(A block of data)
******

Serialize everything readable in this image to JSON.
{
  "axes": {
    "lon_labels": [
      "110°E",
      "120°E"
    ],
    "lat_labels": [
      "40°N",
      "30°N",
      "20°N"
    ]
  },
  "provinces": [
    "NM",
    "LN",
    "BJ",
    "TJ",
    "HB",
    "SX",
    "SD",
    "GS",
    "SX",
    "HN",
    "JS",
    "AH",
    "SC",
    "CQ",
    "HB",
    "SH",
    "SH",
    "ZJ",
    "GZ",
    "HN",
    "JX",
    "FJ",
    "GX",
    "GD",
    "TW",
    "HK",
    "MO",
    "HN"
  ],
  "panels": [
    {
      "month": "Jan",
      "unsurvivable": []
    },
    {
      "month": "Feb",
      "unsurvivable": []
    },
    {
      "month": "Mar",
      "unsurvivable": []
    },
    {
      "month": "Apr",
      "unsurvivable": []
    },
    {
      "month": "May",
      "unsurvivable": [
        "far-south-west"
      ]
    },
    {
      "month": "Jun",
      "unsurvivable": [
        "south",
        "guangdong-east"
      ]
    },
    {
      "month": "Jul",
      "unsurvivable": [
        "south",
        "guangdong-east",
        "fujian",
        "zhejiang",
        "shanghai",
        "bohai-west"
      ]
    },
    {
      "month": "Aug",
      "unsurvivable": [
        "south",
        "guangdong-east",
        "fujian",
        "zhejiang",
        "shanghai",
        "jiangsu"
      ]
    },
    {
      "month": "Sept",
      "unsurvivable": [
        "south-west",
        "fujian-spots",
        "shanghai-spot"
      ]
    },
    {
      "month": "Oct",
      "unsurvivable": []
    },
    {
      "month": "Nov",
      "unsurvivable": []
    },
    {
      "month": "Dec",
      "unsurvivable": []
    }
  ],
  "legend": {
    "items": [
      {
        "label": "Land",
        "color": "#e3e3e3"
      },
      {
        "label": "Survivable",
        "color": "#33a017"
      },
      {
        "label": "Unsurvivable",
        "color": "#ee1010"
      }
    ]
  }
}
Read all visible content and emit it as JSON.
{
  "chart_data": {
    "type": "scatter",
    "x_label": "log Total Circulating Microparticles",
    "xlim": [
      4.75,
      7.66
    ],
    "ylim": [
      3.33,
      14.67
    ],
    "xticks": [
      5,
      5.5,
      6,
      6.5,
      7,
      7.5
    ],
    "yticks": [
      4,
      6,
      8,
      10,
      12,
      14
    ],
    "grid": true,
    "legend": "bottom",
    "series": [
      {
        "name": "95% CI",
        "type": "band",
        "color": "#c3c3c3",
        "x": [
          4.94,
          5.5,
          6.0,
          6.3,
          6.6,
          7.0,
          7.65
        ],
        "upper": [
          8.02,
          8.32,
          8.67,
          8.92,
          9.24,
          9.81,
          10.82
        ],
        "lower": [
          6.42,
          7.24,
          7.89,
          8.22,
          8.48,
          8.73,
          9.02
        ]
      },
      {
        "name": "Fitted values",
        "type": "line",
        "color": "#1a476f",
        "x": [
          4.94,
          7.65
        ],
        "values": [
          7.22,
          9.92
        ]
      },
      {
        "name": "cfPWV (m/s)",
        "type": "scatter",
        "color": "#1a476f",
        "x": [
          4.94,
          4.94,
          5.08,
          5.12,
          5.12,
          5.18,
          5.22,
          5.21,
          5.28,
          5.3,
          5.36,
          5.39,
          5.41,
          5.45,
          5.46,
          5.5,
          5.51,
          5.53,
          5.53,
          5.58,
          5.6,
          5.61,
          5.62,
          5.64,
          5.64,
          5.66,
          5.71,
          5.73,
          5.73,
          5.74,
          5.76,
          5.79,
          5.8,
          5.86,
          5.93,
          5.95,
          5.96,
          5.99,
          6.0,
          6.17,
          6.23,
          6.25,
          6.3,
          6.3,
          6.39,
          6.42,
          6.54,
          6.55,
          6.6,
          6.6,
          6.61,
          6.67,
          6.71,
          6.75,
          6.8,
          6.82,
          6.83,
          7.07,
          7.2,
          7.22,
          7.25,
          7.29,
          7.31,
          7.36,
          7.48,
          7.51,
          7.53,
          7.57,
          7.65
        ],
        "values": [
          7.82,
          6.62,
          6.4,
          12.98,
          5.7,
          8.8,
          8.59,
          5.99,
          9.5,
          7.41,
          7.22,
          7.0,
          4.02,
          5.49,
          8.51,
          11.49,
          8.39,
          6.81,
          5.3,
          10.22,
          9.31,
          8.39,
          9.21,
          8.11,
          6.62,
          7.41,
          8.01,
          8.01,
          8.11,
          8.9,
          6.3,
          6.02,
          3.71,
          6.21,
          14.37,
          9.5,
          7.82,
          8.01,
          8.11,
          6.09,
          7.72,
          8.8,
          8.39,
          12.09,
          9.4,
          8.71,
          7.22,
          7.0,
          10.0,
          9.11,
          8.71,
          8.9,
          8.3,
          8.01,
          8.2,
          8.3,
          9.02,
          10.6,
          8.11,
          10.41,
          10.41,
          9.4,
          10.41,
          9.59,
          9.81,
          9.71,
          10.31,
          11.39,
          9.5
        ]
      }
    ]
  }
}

******

Give the listing again, word for word.

[The reply]
Serialize everything readable in this image to JSON.
{
  "axes": {
    "lon_labels": [
      "110°E",
      "120°E"
    ],
    "lat_labels": [
      "40°N",
      "30°N",
      "20°N"
    ]
  },
  "provinces": [
    "NM",
    "LN",
    "BJ",
    "TJ",
    "HB",
    "SX",
    "SD",
    "GS",
    "SX",
    "HN",
    "JS",
    "AH",
    "SC",
    "CQ",
    "HB",
    "SH",
    "SH",
    "ZJ",
    "GZ",
    "HN",
    "JX",
    "FJ",
    "GX",
    "GD",
    "TW",
    "HK",
    "MO",
    "HN"
  ],
  "panels": [
    {
      "month": "Jan",
      "unsurvivable": []
    },
    {
      "month": "Feb",
      "unsurvivable": []
    },
    {
      "month": "Mar",
      "unsurvivable": []
    },
    {
      "month": "Apr",
      "unsurvivable": []
    },
    {
      "month": "May",
      "unsurvivable": [
        "far-south-west"
      ]
    },
    {
      "month": "Jun",
      "unsurvivable": [
        "south",
        "guangdong-east"
      ]
    },
    {
      "month": "Jul",
      "unsurvivable": [
        "south",
        "guangdong-east",
        "fujian",
        "zhejiang",
        "shanghai",
        "bohai-west"
      ]
    },
    {
      "month": "Aug",
      "unsurvivable": [
        "south",
        "guangdong-east",
        "fujian",
        "zhejiang",
        "shanghai",
        "jiangsu"
      ]
    },
    {
      "month": "Sept",
      "unsurvivable": [
        "south-west",
        "fujian-spots",
        "shanghai-spot"
      ]
    },
    {
      "month": "Oct",
      "unsurvivable": []
    },
    {
      "month": "Nov",
      "unsurvivable": []
    },
    {
      "month": "Dec",
      "unsurvivable": []
    }
  ],
  "legend": {
    "items": [
      {
        "label": "Land",
        "color": "#e3e3e3"
      },
      {
        "label": "Survivable",
        "color": "#33a017"
      },
      {
        "label": "Unsurvivable",
        "color": "#ee1010"
      }
    ]
  }
}
Read all visible content and emit it as JSON.
{
  "chart_data": {
    "type": "scatter",
    "x_label": "log Total Circulating Microparticles",
    "xlim": [
      4.75,
      7.66
    ],
    "ylim": [
      3.33,
      14.67
    ],
    "xticks": [
      5,
      5.5,
      6,
      6.5,
      7,
      7.5
    ],
    "yticks": [
      4,
      6,
      8,
      10,
      12,
      14
    ],
    "grid": true,
    "legend": "bottom",
    "series": [
      {
        "name": "95% CI",
        "type": "band",
        "color": "#c3c3c3",
        "x": [
          4.94,
          5.5,
          6.0,
          6.3,
          6.6,
          7.0,
          7.65
        ],
        "upper": [
          8.02,
          8.32,
          8.67,
          8.92,
          9.24,
          9.81,
          10.82
        ],
        "lower": [
          6.42,
          7.24,
          7.89,
          8.22,
          8.48,
          8.73,
          9.02
        ]
      },
      {
        "name": "Fitted values",
        "type": "line",
        "color": "#1a476f",
        "x": [
          4.94,
          7.65
        ],
        "values": [
          7.22,
          9.92
        ]
      },
      {
        "name": "cfPWV (m/s)",
        "type": "scatter",
        "color": "#1a476f",
        "x": [
          4.94,
          4.94,
          5.08,
          5.12,
          5.12,
          5.18,
          5.22,
          5.21,
          5.28,
          5.3,
          5.36,
          5.39,
          5.41,
          5.45,
          5.46,
          5.5,
          5.51,
          5.53,
          5.53,
          5.58,
          5.6,
          5.61,
          5.62,
          5.64,
          5.64,
          5.66,
          5.71,
          5.73,
          5.73,
          5.74,
          5.76,
          5.79,
          5.8,
          5.86,
          5.93,
          5.95,
          5.96,
          5.99,
          6.0,
          6.17,
          6.23,
          6.25,
          6.3,
          6.3,
          6.39,
          6.42,
          6.54,
          6.55,
          6.6,
          6.6,
          6.61,
          6.67,
          6.71,
          6.75,
          6.8,
          6.82,
          6.83,
          7.07,
          7.2,
          7.22,
          7.25,
          7.29,
          7.31,
          7.36,
          7.48,
          7.51,
          7.53,
          7.57,
          7.65
        ],
        "values": [
          7.82,
          6.62,
          6.4,
          12.98,
          5.7,
          8.8,
          8.59,
          5.99,
          9.5,
          7.41,
          7.22,
          7.0,
          4.02,
          5.49,
          8.51,
          11.49,
          8.39,
          6.81,
          5.3,
          10.22,
          9.31,
          8.39,
          9.21,
          8.11,
          6.62,
          7.41,
          8.01,
          8.01,
          8.11,
          8.9,
          6.3,
          6.02,
          3.71,
          6.21,
          14.37,
          9.5,
          7.82,
          8.01,
          8.11,
          6.09,
          7.72,
          8.8,
          8.39,
          12.09,
          9.4,
          8.71,
          7.22,
          7.0,
          10.0,
          9.11,
          8.71,
          8.9,
          8.3,
          8.01,
          8.2,
          8.3,
          9.02,
          10.6,
          8.11,
          10.41,
          10.41,
          9.4,
          10.41,
          9.59,
          9.81,
          9.71,
          10.31,
          11.39,
          9.5
        ]
      }
    ]
  }
}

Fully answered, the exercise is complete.